In the listing below, count the lines with "name" and report only the figure.

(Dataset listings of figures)
------------------------------------------------------------

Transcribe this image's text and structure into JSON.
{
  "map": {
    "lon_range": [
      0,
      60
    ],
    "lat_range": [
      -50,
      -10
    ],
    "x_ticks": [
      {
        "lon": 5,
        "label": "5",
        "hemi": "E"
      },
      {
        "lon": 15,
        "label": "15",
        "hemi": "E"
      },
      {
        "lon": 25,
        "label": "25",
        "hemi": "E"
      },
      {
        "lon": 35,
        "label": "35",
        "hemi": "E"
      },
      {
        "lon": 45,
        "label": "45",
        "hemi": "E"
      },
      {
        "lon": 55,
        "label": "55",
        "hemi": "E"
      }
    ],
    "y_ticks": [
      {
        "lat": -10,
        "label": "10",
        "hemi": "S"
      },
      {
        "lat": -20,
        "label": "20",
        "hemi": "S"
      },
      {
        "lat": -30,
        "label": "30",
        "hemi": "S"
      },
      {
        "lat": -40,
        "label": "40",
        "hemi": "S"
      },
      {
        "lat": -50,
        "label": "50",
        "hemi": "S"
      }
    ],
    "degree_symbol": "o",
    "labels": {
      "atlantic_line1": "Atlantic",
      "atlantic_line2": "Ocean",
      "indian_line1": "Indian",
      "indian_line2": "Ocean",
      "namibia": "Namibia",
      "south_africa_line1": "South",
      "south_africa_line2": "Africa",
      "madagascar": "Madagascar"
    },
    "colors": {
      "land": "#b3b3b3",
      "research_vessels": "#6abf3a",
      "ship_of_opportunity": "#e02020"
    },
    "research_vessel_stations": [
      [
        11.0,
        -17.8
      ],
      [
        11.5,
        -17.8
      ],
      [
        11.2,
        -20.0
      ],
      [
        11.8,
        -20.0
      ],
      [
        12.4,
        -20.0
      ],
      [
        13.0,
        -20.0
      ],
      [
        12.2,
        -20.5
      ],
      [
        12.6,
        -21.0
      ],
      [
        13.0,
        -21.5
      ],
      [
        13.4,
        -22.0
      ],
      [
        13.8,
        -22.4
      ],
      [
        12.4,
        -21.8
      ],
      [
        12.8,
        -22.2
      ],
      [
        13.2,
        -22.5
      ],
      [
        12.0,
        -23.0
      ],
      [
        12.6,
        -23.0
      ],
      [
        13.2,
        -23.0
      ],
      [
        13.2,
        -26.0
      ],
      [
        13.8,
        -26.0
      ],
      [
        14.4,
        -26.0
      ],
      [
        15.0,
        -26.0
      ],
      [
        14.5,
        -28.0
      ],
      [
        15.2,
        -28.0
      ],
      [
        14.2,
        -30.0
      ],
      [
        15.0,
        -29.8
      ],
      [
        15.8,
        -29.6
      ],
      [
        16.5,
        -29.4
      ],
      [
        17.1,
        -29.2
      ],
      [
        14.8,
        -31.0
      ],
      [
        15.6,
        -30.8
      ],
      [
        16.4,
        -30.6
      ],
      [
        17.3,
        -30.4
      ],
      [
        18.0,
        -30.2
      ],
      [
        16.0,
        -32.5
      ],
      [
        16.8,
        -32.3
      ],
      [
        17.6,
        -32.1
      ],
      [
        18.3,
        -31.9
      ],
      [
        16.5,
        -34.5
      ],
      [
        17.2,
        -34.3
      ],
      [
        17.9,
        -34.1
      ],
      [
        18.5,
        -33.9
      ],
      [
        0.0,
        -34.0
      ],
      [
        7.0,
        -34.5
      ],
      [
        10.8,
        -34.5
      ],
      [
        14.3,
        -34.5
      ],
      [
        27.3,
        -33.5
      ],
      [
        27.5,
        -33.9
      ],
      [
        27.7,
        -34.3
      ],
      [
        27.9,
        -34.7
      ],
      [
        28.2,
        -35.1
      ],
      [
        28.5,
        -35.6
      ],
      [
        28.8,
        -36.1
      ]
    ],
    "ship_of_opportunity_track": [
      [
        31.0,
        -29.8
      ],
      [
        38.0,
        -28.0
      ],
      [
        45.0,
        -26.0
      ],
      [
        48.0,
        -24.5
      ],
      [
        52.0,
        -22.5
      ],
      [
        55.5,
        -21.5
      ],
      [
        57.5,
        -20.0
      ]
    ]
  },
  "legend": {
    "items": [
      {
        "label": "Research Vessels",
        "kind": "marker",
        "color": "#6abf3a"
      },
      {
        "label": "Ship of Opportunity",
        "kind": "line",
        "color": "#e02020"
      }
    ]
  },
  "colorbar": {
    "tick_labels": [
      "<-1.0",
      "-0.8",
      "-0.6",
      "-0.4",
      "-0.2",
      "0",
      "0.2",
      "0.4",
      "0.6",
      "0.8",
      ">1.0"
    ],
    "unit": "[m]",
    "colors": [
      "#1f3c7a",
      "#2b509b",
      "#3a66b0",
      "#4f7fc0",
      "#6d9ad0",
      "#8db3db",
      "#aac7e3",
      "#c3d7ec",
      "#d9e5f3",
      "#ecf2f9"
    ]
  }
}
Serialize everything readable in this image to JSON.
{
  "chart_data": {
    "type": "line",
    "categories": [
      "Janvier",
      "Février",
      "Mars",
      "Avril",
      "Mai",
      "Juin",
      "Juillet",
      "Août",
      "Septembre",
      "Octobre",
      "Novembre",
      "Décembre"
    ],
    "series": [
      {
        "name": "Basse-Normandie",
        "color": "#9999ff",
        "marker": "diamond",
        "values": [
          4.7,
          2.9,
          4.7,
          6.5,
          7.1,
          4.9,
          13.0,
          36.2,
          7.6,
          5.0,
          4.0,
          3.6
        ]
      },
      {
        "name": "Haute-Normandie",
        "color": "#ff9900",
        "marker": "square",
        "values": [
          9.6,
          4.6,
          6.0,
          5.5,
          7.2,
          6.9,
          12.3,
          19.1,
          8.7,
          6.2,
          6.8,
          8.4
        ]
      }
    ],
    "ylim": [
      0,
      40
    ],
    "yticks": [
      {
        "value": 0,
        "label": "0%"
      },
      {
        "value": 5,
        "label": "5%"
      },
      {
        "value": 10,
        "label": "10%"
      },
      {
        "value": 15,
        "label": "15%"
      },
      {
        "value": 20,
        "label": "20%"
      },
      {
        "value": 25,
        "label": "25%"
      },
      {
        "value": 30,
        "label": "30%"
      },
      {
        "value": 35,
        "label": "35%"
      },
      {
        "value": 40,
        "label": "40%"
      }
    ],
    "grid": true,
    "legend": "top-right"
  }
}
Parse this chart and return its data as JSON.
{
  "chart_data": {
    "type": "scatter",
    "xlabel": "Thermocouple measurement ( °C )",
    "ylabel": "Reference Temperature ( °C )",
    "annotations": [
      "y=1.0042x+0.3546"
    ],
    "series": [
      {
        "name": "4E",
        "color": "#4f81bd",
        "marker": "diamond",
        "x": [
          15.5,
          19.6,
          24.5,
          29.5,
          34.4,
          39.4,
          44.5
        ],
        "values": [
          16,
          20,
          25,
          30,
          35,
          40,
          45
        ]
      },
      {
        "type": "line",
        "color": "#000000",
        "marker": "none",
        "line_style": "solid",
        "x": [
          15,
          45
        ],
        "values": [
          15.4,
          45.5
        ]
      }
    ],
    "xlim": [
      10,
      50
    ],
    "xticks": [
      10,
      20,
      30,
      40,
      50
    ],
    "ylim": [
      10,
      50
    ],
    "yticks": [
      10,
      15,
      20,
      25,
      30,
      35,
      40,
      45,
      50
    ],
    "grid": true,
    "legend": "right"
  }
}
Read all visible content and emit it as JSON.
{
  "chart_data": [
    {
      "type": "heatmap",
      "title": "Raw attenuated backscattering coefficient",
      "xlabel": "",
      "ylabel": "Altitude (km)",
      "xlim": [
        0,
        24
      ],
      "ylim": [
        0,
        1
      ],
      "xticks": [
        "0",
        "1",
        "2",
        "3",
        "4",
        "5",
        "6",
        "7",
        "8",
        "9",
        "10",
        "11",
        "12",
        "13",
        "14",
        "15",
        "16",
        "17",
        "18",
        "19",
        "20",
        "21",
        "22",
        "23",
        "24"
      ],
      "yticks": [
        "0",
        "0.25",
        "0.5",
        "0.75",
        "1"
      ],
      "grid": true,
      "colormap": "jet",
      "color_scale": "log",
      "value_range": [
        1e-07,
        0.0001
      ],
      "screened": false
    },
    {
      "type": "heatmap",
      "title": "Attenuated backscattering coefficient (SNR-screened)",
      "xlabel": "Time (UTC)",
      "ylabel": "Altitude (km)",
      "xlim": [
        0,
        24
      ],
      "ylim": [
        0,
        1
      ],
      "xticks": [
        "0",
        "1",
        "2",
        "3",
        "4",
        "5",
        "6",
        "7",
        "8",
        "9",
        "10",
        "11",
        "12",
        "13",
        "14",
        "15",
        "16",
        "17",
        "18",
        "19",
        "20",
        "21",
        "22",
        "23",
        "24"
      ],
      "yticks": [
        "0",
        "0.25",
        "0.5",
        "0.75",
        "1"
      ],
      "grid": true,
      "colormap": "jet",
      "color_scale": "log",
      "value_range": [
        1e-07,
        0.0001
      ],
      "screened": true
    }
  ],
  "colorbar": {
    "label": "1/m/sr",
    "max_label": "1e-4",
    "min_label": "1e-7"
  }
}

------------------------------------------------------------

__FINAL ANSWER__: 3